--- Start of DATA SUPPLIED ---

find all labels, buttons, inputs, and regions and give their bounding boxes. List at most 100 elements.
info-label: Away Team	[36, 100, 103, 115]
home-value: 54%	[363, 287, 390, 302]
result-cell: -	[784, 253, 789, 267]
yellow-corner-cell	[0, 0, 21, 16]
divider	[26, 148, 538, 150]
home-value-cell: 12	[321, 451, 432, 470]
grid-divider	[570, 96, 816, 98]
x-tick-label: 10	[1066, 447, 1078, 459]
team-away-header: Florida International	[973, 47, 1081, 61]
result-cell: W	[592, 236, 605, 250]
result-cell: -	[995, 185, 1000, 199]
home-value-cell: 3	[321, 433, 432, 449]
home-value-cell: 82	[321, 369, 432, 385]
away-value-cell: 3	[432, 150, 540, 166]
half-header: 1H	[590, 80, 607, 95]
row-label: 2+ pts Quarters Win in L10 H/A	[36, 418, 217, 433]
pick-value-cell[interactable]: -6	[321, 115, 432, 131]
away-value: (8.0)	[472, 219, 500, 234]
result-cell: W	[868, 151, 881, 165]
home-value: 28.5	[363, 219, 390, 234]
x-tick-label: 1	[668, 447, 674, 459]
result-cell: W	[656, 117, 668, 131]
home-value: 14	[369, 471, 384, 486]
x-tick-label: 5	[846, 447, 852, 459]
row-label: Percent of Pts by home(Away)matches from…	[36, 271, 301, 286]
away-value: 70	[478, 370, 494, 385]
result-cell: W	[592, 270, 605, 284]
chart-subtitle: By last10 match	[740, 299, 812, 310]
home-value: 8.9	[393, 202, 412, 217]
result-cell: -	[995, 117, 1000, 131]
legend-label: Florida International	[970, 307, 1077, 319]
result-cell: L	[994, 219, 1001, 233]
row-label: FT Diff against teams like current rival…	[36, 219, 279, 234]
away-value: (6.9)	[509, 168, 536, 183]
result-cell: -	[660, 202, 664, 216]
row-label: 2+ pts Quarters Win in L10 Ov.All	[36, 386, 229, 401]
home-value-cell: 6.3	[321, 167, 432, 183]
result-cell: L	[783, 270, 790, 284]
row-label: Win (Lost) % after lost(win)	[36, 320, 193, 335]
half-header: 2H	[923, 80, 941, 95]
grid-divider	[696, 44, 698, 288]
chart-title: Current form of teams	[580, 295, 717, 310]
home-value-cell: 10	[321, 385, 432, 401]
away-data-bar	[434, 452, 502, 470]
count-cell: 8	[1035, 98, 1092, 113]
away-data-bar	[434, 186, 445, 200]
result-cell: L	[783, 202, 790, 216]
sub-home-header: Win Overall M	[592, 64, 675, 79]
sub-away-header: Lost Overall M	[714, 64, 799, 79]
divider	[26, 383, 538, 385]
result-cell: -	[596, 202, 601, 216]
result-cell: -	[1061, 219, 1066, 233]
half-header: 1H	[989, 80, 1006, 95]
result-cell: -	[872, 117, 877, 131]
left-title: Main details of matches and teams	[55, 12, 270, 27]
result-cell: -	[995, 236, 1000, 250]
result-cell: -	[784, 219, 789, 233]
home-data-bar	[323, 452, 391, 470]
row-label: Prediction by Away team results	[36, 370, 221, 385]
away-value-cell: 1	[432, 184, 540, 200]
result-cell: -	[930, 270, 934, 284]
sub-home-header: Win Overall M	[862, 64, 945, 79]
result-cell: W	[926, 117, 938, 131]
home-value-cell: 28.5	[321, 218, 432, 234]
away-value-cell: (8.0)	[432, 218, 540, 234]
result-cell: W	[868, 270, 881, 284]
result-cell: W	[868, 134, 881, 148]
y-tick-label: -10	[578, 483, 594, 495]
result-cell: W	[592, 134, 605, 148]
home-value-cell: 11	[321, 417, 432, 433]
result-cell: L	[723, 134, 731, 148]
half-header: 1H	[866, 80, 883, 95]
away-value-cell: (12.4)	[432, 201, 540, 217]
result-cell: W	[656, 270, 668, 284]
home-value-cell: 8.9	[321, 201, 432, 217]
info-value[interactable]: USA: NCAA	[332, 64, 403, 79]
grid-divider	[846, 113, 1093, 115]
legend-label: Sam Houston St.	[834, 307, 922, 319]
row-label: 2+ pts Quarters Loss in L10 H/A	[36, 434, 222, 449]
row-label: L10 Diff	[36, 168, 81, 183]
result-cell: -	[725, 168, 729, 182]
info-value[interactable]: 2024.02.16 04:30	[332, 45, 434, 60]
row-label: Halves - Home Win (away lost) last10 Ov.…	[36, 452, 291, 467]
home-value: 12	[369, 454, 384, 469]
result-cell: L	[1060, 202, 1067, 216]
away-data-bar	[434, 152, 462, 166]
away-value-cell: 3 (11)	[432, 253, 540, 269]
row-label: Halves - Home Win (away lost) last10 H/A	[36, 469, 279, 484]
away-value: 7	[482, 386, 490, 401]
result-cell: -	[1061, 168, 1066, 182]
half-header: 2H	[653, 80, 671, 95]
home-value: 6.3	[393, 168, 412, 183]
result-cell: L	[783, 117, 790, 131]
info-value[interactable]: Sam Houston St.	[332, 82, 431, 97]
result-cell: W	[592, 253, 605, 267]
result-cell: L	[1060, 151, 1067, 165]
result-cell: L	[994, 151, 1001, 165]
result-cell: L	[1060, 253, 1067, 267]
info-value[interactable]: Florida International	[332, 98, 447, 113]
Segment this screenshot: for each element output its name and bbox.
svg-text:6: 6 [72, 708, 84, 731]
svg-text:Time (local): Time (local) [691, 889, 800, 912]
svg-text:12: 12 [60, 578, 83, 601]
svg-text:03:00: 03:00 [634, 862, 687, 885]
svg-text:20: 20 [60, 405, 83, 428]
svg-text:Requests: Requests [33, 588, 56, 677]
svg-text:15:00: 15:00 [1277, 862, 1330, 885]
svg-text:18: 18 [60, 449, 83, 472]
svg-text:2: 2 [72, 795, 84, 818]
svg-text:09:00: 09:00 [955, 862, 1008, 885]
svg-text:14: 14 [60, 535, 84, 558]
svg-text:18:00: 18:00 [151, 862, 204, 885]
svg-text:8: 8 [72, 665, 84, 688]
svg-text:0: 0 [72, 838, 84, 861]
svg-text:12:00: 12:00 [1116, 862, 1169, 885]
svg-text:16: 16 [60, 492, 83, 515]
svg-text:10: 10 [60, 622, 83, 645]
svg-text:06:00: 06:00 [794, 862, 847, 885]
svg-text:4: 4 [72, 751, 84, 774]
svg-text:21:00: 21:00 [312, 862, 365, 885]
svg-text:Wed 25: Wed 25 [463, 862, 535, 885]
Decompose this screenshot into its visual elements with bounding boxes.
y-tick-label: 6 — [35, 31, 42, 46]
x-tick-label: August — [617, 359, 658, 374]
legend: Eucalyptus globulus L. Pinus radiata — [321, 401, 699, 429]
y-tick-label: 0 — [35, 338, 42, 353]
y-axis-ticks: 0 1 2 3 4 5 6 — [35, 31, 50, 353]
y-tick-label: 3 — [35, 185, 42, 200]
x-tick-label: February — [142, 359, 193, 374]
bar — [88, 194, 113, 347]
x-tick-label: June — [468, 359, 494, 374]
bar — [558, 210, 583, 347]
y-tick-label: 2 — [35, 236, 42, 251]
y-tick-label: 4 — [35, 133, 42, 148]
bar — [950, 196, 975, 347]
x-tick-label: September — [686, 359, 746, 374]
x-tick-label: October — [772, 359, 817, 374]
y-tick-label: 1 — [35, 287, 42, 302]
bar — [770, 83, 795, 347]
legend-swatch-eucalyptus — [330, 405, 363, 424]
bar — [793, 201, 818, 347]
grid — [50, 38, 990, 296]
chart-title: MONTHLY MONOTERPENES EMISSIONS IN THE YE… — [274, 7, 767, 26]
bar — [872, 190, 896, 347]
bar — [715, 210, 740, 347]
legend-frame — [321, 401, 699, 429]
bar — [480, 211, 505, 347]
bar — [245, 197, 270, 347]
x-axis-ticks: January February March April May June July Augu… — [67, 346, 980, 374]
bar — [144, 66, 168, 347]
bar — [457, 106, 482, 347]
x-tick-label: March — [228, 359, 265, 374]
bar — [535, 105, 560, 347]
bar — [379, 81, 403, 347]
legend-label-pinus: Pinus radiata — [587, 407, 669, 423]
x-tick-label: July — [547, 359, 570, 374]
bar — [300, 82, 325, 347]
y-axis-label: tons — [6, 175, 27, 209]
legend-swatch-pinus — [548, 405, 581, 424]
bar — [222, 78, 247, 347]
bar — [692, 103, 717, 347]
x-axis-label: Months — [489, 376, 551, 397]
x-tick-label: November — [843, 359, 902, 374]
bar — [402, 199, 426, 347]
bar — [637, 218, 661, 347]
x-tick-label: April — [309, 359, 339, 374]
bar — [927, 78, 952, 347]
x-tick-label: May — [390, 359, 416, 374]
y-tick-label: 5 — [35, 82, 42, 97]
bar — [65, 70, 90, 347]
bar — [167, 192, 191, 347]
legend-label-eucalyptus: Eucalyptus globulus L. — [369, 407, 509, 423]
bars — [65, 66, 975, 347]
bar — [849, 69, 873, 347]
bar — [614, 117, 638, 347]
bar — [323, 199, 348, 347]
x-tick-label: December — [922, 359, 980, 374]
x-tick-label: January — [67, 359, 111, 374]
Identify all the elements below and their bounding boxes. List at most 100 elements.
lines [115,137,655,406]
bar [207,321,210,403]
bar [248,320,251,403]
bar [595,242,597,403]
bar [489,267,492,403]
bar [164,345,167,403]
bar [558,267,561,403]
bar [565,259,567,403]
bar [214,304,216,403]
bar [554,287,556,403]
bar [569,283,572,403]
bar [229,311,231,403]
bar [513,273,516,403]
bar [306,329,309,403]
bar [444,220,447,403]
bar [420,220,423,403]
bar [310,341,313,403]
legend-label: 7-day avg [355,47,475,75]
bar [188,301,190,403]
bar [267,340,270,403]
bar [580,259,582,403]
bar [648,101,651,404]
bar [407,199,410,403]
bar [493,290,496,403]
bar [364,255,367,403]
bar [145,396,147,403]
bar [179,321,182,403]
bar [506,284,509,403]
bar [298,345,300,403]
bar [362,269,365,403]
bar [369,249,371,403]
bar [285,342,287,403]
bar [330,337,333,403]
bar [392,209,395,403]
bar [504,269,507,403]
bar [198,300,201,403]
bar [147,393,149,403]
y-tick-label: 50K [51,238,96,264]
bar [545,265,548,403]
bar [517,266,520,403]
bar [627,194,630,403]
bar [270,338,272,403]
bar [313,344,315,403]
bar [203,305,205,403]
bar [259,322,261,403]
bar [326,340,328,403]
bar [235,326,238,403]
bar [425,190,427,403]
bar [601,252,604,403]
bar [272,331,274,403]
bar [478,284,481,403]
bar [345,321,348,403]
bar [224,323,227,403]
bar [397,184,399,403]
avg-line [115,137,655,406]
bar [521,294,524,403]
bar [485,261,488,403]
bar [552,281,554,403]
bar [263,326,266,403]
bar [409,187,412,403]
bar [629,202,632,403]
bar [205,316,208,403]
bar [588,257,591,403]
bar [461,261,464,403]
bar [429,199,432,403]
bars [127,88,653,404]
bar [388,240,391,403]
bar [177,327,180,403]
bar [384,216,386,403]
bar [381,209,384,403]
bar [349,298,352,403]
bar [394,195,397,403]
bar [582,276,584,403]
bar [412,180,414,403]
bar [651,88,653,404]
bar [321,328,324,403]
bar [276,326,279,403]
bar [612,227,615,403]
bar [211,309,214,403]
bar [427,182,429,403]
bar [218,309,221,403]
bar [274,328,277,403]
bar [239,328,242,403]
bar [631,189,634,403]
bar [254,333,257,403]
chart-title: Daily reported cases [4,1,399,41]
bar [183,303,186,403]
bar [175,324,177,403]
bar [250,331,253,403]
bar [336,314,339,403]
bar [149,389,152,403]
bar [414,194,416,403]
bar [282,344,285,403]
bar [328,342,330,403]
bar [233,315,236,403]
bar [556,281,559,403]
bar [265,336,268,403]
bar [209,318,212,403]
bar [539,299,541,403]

--- End of DATA SUPPLIED ---

→ GIVEN REQUEST:
Reproduce the data from the first line up to and including the line with "451, 432, 470]", swapping "Away Team" for "Visiting Team" and leaving everything else unchanged. Give only those lines.

→ RESPONSE TO THIS EXERCISE:
find all labels, buttons, inputs, and regions and give their bounding boxes. List at most 100 elements.
info-label: Visiting Team	[36, 100, 103, 115]
home-value: 54%	[363, 287, 390, 302]
result-cell: -	[784, 253, 789, 267]
yellow-corner-cell	[0, 0, 21, 16]
divider	[26, 148, 538, 150]
home-value-cell: 12	[321, 451, 432, 470]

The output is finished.